[Stored entries]
----------------------------------------
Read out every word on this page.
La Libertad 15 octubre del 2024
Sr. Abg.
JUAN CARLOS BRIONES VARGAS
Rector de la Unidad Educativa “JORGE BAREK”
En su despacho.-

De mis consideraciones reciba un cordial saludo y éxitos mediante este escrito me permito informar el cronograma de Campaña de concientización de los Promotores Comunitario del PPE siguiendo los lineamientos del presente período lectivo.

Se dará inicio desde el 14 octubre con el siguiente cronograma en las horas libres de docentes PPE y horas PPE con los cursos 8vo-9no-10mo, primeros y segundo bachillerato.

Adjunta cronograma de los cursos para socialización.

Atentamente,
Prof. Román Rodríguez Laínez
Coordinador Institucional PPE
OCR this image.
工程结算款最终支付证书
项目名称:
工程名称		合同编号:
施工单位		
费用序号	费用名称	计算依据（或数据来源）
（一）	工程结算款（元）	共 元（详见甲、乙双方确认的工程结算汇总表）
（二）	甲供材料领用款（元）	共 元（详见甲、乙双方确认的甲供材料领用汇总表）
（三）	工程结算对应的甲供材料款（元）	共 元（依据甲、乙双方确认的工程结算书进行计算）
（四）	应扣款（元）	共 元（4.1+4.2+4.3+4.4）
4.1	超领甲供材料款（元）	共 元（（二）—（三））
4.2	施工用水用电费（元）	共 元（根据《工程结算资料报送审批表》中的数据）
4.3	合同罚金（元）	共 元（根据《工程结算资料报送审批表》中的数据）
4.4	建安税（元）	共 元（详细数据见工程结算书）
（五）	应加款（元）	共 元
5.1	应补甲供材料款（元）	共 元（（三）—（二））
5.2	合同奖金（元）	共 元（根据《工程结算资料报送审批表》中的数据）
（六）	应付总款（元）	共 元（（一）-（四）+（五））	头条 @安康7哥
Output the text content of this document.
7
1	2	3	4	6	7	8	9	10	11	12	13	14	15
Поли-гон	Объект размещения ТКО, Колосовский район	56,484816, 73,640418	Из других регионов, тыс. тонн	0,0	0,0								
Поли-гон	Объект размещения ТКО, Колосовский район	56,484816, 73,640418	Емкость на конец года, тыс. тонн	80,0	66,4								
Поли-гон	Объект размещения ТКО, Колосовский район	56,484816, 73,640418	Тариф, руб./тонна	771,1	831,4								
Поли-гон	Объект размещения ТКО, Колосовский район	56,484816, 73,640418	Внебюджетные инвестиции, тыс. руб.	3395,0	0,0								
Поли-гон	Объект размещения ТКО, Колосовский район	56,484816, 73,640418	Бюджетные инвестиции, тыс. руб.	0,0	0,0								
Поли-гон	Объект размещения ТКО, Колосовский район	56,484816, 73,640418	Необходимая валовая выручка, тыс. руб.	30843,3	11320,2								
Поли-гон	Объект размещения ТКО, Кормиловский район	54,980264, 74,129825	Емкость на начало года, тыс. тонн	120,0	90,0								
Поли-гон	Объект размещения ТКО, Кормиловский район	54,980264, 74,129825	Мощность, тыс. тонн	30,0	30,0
----------------------------------------
Prompt
Retype nothing except the lines from the line holding "Output the text content of this document." through the last line of the entries, both included.

Task solution
Output the text content of this document.
7
1	2	3	4	6	7	8	9	10	11	12	13	14	15
Поли-гон	Объект размещения ТКО, Колосовский район	56,484816, 73,640418	Из других регионов, тыс. тонн	0,0	0,0								
Поли-гон	Объект размещения ТКО, Колосовский район	56,484816, 73,640418	Емкость на конец года, тыс. тонн	80,0	66,4								
Поли-гон	Объект размещения ТКО, Колосовский район	56,484816, 73,640418	Тариф, руб./тонна	771,1	831,4								
Поли-гон	Объект размещения ТКО, Колосовский район	56,484816, 73,640418	Внебюджетные инвестиции, тыс. руб.	3395,0	0,0								
Поли-гон	Объект размещения ТКО, Колосовский район	56,484816, 73,640418	Бюджетные инвестиции, тыс. руб.	0,0	0,0								
Поли-гон	Объект размещения ТКО, Колосовский район	56,484816, 73,640418	Необходимая валовая выручка, тыс. руб.	30843,3	11320,2								
Поли-гон	Объект размещения ТКО, Кормиловский район	54,980264, 74,129825	Емкость на начало года, тыс. тонн	120,0	90,0								
Поли-гон	Объект размещения ТКО, Кормиловский район	54,980264, 74,129825	Мощность, тыс. тонн	30,0	30,0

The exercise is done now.